• _RECORDS FOR THE TASK_:
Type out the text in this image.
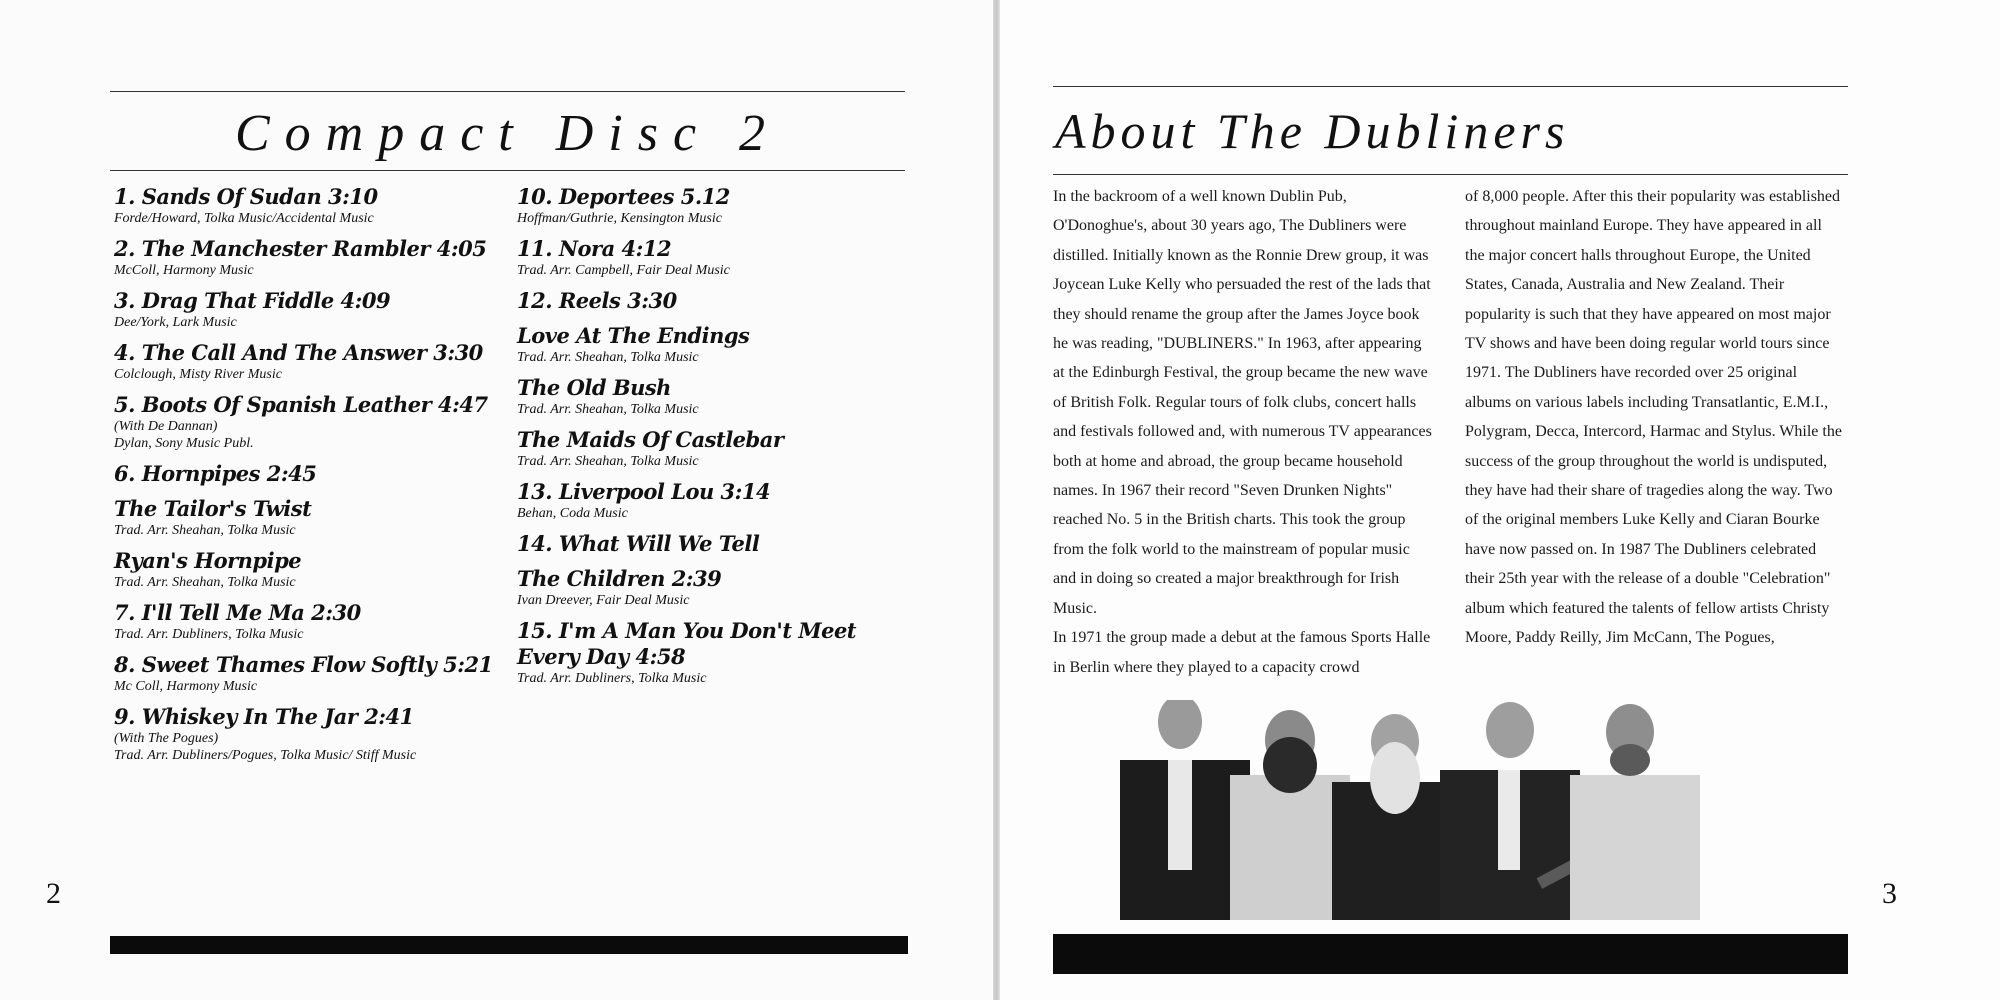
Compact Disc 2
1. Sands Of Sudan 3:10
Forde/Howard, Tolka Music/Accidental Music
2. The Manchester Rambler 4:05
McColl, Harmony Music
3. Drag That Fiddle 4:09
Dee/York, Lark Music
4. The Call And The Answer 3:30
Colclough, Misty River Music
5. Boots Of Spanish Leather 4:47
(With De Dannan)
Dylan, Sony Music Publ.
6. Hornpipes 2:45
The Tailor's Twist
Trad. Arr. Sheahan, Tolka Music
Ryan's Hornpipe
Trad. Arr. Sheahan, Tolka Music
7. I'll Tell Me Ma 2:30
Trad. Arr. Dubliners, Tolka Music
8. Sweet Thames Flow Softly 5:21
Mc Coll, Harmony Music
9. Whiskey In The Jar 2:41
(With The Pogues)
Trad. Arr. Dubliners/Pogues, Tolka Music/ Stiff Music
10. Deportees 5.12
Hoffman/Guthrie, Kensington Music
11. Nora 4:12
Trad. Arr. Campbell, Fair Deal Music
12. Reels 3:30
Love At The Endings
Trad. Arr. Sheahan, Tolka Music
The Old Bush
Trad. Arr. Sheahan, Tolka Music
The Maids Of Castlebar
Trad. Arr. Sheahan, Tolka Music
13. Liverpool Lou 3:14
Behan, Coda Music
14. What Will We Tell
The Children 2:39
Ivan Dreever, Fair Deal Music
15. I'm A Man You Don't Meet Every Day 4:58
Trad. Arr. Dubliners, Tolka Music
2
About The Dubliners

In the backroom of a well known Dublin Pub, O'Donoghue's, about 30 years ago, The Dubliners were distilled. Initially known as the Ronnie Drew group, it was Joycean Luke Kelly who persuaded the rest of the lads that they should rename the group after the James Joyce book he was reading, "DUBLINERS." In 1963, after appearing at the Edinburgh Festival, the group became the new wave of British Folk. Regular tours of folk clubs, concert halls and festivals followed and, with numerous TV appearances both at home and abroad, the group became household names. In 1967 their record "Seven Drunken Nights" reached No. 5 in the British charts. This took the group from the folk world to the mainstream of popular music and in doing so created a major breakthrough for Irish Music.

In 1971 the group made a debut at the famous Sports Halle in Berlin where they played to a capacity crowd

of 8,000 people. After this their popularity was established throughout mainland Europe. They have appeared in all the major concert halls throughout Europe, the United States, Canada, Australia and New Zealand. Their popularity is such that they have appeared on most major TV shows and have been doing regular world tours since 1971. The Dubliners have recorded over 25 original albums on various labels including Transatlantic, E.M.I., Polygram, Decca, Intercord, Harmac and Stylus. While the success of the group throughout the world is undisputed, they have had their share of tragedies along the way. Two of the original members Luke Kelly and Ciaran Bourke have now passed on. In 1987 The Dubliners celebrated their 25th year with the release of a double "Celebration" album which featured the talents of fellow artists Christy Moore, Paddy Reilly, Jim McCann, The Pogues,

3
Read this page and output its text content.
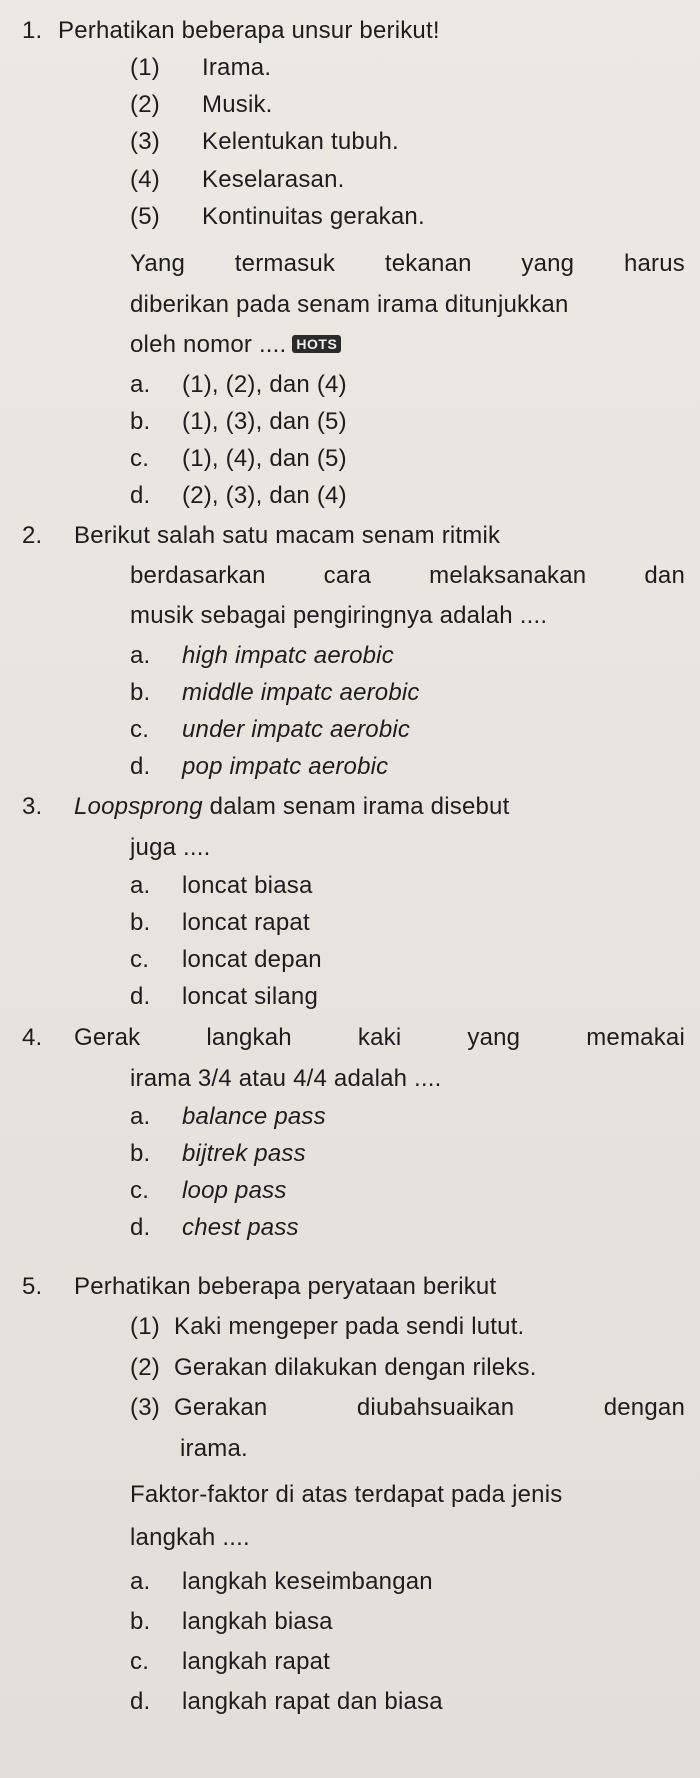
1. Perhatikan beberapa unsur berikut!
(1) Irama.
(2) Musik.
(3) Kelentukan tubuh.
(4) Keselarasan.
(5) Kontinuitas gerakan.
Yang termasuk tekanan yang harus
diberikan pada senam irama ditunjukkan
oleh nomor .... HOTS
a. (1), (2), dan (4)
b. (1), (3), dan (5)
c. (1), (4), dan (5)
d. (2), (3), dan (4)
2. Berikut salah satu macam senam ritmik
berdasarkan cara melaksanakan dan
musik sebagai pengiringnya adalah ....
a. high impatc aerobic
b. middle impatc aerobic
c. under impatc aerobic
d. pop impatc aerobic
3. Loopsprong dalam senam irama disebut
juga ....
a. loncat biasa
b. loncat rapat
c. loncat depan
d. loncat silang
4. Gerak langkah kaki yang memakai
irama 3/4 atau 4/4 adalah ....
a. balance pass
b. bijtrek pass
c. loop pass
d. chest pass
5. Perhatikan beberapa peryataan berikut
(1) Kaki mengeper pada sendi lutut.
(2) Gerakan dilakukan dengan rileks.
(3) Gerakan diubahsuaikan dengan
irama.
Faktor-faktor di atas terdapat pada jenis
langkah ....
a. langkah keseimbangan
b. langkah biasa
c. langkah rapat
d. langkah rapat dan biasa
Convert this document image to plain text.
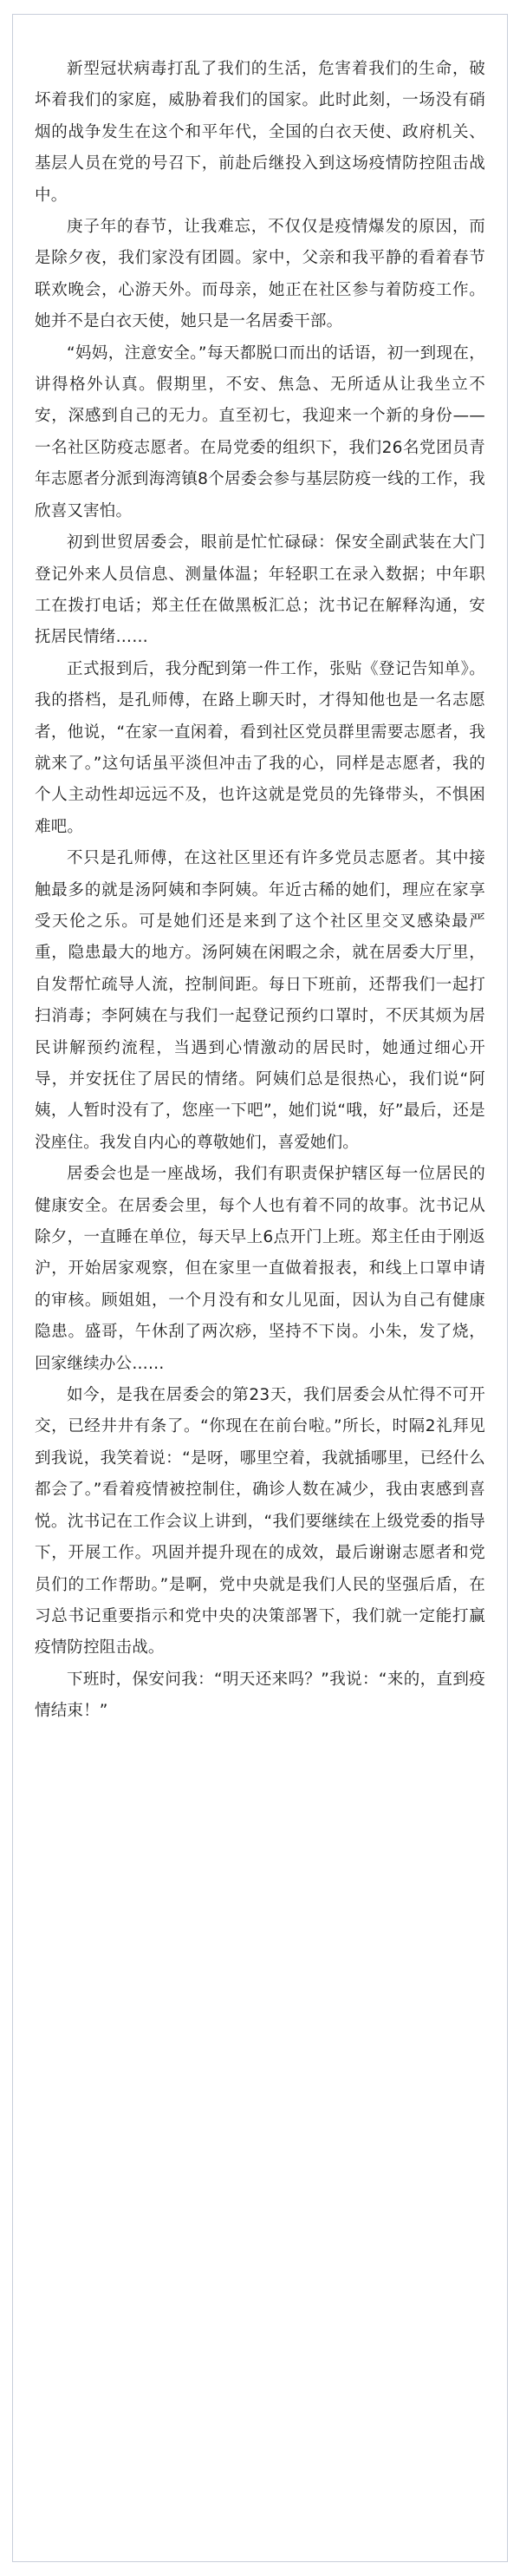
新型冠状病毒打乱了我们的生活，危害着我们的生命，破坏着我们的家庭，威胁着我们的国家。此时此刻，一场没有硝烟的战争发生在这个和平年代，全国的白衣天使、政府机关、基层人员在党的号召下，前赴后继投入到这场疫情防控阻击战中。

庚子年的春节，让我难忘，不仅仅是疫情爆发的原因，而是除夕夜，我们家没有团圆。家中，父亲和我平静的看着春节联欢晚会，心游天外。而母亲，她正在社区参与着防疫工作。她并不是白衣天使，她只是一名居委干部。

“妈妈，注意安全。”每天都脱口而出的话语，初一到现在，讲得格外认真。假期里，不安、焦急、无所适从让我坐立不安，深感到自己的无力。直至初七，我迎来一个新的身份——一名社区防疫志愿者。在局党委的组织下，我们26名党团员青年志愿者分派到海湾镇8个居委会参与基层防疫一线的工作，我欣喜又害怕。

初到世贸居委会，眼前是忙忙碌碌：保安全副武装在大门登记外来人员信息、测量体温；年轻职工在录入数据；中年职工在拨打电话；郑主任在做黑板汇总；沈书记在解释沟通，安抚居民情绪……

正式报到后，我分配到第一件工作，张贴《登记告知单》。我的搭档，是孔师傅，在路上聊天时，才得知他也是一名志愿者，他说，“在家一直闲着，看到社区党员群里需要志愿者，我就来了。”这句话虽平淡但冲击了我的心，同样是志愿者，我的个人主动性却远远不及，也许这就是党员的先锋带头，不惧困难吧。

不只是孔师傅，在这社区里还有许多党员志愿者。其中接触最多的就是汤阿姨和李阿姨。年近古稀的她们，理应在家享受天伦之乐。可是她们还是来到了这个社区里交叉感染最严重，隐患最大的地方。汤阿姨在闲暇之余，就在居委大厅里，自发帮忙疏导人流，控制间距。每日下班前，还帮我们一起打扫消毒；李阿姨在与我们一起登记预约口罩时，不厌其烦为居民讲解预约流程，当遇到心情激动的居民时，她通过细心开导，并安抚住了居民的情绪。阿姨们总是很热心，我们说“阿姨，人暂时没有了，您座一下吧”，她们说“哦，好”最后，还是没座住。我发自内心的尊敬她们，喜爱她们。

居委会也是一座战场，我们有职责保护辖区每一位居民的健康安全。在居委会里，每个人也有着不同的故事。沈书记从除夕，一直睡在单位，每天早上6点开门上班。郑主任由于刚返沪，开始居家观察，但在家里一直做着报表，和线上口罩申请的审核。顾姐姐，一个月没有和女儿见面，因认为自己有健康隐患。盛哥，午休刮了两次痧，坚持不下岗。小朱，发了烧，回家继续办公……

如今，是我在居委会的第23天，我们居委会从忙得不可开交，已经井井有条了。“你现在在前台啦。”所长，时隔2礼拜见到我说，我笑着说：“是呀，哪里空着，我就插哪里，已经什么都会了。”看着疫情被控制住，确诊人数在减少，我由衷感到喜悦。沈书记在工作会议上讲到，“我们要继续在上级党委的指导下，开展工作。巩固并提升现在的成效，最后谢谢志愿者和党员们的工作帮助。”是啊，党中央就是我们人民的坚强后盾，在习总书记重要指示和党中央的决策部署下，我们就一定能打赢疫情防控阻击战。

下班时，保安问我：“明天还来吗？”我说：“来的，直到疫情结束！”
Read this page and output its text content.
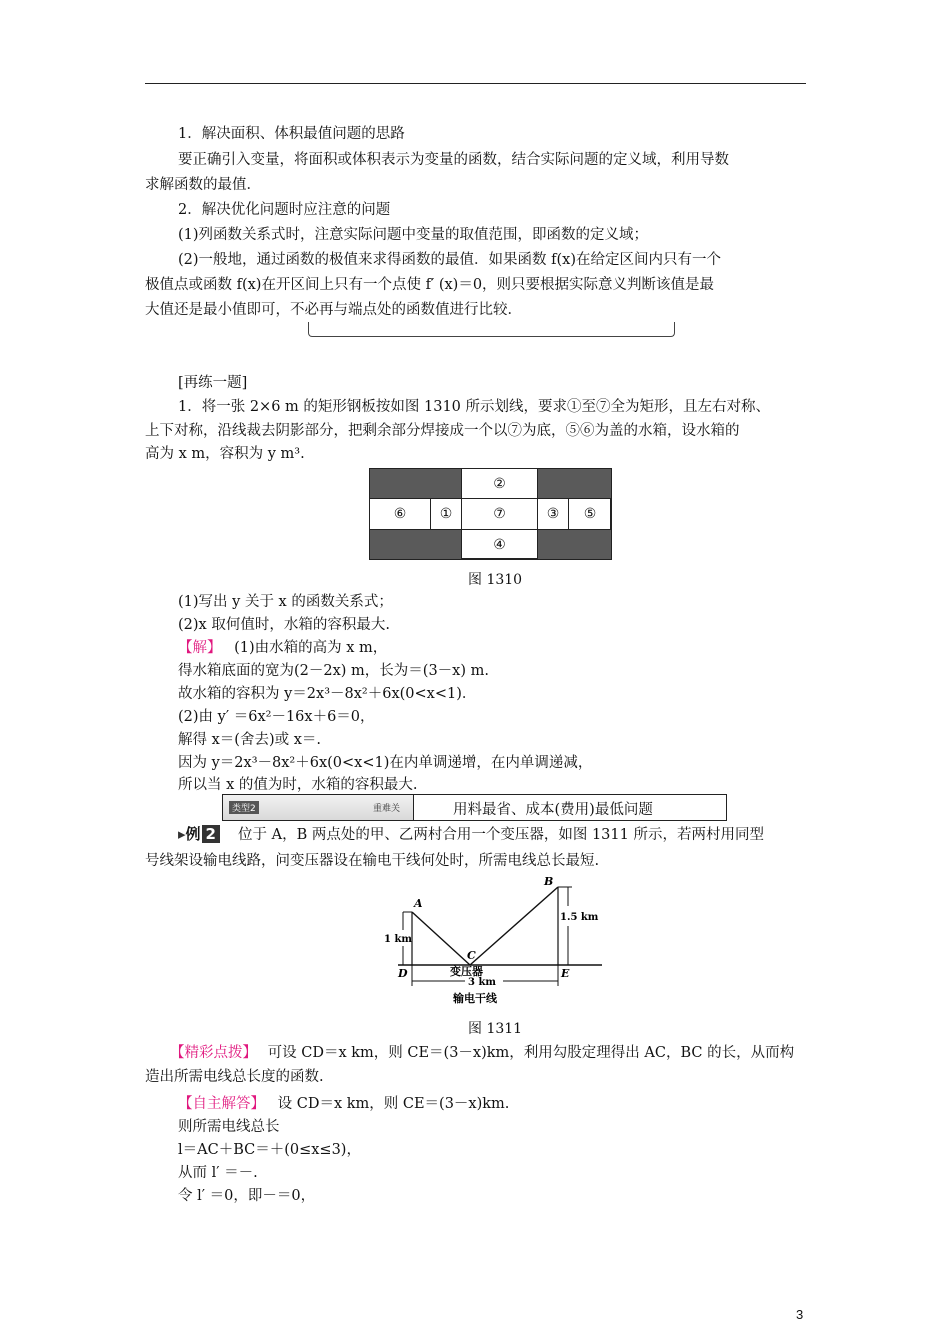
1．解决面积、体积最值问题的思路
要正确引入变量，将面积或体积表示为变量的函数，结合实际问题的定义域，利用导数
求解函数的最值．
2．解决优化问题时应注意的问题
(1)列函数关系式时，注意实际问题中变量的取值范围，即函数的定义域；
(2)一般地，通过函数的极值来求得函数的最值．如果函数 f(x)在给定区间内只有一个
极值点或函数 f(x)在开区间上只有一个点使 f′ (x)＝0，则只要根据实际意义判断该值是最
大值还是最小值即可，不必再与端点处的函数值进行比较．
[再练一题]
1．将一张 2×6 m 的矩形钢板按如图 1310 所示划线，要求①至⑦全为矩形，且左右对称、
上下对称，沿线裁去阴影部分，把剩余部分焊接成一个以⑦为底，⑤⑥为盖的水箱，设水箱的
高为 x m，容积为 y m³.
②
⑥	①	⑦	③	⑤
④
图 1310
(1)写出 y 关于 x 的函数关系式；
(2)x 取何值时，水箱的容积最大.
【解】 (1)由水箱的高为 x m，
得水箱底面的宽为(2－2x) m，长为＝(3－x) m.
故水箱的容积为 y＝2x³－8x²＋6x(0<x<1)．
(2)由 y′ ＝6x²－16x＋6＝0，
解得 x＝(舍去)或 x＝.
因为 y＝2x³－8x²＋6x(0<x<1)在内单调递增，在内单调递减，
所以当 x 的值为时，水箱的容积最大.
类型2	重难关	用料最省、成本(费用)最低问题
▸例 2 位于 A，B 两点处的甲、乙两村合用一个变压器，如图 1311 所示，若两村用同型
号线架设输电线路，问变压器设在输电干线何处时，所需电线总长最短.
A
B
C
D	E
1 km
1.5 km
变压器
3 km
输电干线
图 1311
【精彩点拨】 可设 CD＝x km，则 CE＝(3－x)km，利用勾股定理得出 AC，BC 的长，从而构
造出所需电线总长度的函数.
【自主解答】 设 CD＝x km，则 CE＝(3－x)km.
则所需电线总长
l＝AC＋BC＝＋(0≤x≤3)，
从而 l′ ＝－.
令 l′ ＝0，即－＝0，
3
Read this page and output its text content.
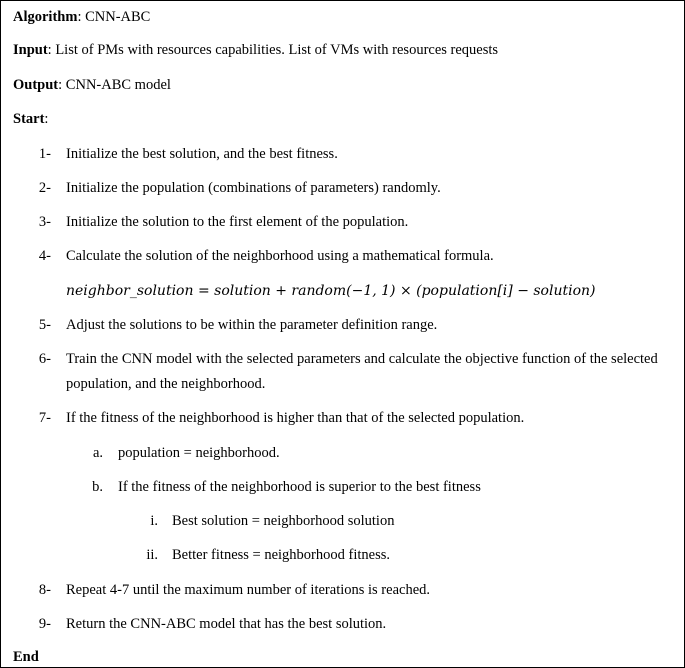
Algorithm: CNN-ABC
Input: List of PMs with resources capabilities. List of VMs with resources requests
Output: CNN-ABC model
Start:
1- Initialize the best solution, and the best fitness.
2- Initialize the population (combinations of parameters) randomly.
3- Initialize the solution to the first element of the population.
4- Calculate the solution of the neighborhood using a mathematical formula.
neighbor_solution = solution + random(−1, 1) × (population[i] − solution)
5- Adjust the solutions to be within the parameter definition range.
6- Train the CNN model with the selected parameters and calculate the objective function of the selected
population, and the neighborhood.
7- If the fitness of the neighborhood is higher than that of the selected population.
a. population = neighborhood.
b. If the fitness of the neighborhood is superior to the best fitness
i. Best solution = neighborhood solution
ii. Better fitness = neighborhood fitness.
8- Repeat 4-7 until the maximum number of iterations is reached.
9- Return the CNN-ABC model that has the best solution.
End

• _WHAT TO WORK ON_: Above are the records; copy every line in them that holds the word "Tell".

• _ANSWER TO THIS PROBLEM_:
7. I'll Tell Me Ma 2:30
14. What Will We Tell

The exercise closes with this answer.